*** DOCUMENT EXCERPT Section Begins ***

Today's consumers demand more from their handheld electronic devices than ever before, and this trend shows no sign of slowing. As the display is the primary point of focus for the consumer in a mobile phone, many devices now use glass lenses to improve the user experience compared with that offered by traditional polycarbonate lenses.

Benefits include improved optics, decoration possibilities, and smaller thickness.

Although glass offers many benefits to the user, design engineer and mobile device manufacturer, it presents a unique challenge.

It can shatter and expose the user to dangerous glass fragments.

One methodology for meeting this challenge has been the development of antisplinter films (ASF) to cover the glass and protect users.

This component consists of optically clear adhesive and a transparent film.

The test for machine builders was to develop processes that place the film so it is unnoticeable to the consumer.

This requires extremely accurate placement, contaminant free assembly, and elimination of all entrapped air.

To meet this unique combination of requirements AccuPlace has turned to its APAC platform.

The APAC is an innovative, fast pick-and-place cell that blends a high performance robot with adhesive component feeders.

Required assembly tolerances of +/-0.025mm mandate the use of the APAC's standard vision option for positional recognition of the anti-splinter film and lens prior to placement.

Contaminants also present an obstacle as any particulate between the film and the lens would result in quality rejection at the inspection station.

The APAC employed clean room class 10 RM2065 units for feeding the anti-splinter films.

These feeders employ AccuPlace's patented peeling technology along with numerous other features to ensure clean room compatibility.

To further ensure the cleanliness of the process, all assembly takes place in an isolated 'clean' environment inside the assembly cell.

All air exhaust ports are plumbed together for transmission to an outside vacuum system.

*** DOCUMENT EXCERPT Section Ends ***

REQUIREMENT 1 >>
For each statement below, say whether it agrees with the passage on anti-splinter film assembly, answering yes or no and quoting the words of the passage that decide it.
(a) Anti-splinter film is made of optically clear adhesive and a transparent film.
(b) The required assembly tolerances are +/-0.25mm.
(c) The air exhaust ports of the assembly cell vent into the clean environment inside the cell.
REQUIREMENT 2 >> Reproduce the passage on anti-splinter film assembly word for word, from "Required assembly tolerances" to "prior to placement.".

*** RECORD SET Section Begins ***

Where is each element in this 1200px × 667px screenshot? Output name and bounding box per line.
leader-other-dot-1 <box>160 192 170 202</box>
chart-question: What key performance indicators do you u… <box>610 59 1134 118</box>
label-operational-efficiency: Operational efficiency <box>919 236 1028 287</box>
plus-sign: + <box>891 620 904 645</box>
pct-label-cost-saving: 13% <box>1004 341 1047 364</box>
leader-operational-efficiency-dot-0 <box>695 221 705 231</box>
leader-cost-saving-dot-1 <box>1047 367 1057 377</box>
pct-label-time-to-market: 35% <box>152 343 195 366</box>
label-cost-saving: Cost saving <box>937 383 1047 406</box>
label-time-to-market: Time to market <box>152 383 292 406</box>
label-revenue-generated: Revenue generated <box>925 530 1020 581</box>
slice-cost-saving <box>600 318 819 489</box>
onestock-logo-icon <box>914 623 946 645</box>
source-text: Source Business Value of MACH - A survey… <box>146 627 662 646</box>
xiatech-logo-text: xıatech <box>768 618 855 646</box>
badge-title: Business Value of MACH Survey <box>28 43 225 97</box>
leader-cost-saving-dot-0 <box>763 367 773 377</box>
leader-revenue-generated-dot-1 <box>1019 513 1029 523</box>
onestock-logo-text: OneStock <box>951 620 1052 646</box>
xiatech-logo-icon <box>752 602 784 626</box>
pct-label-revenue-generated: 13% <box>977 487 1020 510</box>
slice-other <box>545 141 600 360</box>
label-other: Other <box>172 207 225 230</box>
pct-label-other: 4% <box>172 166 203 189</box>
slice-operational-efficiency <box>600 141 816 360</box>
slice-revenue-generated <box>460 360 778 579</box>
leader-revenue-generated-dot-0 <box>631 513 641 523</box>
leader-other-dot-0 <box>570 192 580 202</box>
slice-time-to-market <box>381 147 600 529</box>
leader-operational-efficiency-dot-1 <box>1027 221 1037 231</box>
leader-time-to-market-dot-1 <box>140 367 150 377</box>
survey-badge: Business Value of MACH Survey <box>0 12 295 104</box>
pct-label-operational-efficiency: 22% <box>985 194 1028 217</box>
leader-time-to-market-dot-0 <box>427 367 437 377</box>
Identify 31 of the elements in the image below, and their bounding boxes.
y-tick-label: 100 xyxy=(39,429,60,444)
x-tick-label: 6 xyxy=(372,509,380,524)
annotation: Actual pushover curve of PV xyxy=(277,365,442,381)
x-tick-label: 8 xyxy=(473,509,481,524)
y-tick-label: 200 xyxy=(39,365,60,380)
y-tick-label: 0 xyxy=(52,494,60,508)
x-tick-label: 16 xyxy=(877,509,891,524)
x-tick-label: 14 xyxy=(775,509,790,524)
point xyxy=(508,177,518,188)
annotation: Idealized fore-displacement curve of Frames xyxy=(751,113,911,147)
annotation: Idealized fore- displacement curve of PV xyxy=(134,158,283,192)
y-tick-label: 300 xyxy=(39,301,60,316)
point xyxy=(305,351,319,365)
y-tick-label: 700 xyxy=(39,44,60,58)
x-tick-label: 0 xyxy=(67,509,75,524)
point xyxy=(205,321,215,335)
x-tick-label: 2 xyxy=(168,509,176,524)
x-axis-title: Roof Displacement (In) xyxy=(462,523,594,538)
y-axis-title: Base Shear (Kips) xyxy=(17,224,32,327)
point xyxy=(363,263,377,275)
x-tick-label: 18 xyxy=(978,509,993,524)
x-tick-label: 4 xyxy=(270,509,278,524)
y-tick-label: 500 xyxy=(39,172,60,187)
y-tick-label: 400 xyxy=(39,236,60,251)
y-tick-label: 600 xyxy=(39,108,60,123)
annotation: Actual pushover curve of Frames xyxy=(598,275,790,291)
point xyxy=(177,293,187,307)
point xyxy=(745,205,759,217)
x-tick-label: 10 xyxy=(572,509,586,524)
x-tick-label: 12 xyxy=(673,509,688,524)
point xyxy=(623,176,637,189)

*** RECORD SET Section Ends ***

TASK SOLUTION 1 >>
(a) Yes: "This component consists of optically clear adhesive and a transparent film."
(b) No: "Required assembly tolerances of +/-0.025mm"
(c) No: "All air exhaust ports are plumbed together for transmission to an outside vacuum system."

TASK SOLUTION 2 >>
Required assembly tolerances of +/-0.025mm mandate the use of the APAC's standard vision option for positional recognition of the anti-splinter film and lens prior to placement.